> **What the task requires**
Every entry below should be transcribed exactly; pictures stay out of the copy.

________________________

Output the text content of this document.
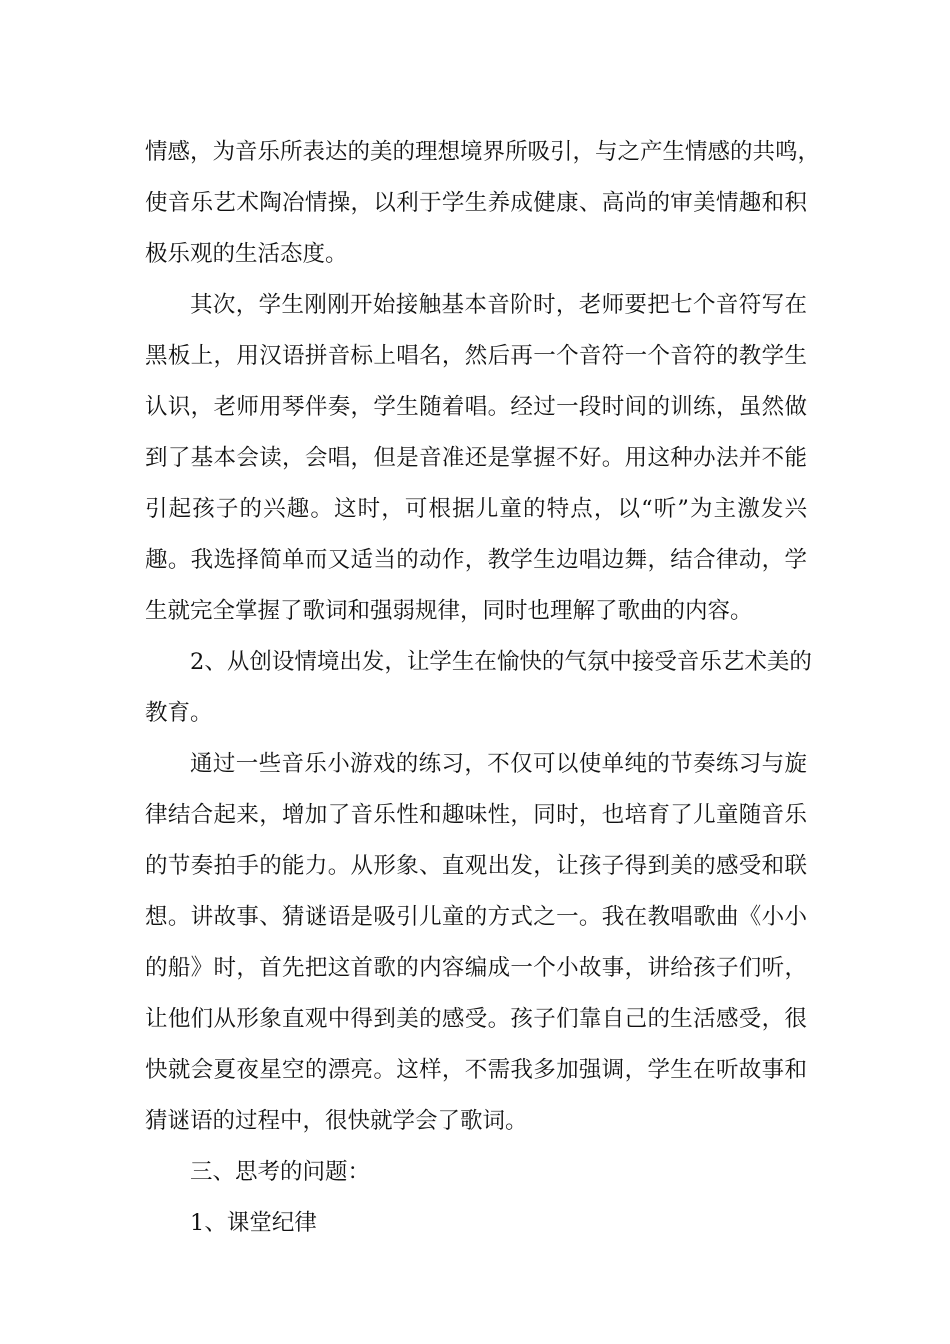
情感，为音乐所表达的美的理想境界所吸引，与之产生情感的共鸣，
使音乐艺术陶冶情操，以利于学生养成健康、高尚的审美情趣和积
极乐观的生活态度。
其次，学生刚刚开始接触基本音阶时，老师要把七个音符写在
黑板上，用汉语拼音标上唱名，然后再一个音符一个音符的教学生
认识，老师用琴伴奏，学生随着唱。经过一段时间的训练，虽然做
到了基本会读，会唱，但是音准还是掌握不好。用这种办法并不能
引起孩子的兴趣。这时，可根据儿童的特点，以“听”为主激发兴
趣。我选择简单而又适当的动作，教学生边唱边舞，结合律动，学
生就完全掌握了歌词和强弱规律，同时也理解了歌曲的内容。
2、从创设情境出发，让学生在愉快的气氛中接受音乐艺术美的
教育。
通过一些音乐小游戏的练习，不仅可以使单纯的节奏练习与旋
律结合起来，增加了音乐性和趣味性，同时，也培育了儿童随音乐
的节奏拍手的能力。从形象、直观出发，让孩子得到美的感受和联
想。讲故事、猜谜语是吸引儿童的方式之一。我在教唱歌曲《小小
的船》时，首先把这首歌的内容编成一个小故事，讲给孩子们听，
让他们从形象直观中得到美的感受。孩子们靠自己的生活感受，很
快就会夏夜星空的漂亮。这样，不需我多加强调，学生在听故事和
猜谜语的过程中，很快就学会了歌词。
三、思考的问题：
1、课堂纪律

________________________

> **The output**
Output the text content of this document.
情感，为音乐所表达的美的理想境界所吸引，与之产生情感的共鸣，
使音乐艺术陶冶情操，以利于学生养成健康、高尚的审美情趣和积
极乐观的生活态度。
其次，学生刚刚开始接触基本音阶时，老师要把七个音符写在
黑板上，用汉语拼音标上唱名，然后再一个音符一个音符的教学生
认识，老师用琴伴奏，学生随着唱。经过一段时间的训练，虽然做
到了基本会读，会唱，但是音准还是掌握不好。用这种办法并不能
引起孩子的兴趣。这时，可根据儿童的特点，以“听”为主激发兴
趣。我选择简单而又适当的动作，教学生边唱边舞，结合律动，学
生就完全掌握了歌词和强弱规律，同时也理解了歌曲的内容。
2、从创设情境出发，让学生在愉快的气氛中接受音乐艺术美的
教育。
通过一些音乐小游戏的练习，不仅可以使单纯的节奏练习与旋
律结合起来，增加了音乐性和趣味性，同时，也培育了儿童随音乐
的节奏拍手的能力。从形象、直观出发，让孩子得到美的感受和联
想。讲故事、猜谜语是吸引儿童的方式之一。我在教唱歌曲《小小
的船》时，首先把这首歌的内容编成一个小故事，讲给孩子们听，
让他们从形象直观中得到美的感受。孩子们靠自己的生活感受，很
快就会夏夜星空的漂亮。这样，不需我多加强调，学生在听故事和
猜谜语的过程中，很快就学会了歌词。
三、思考的问题：
1、课堂纪律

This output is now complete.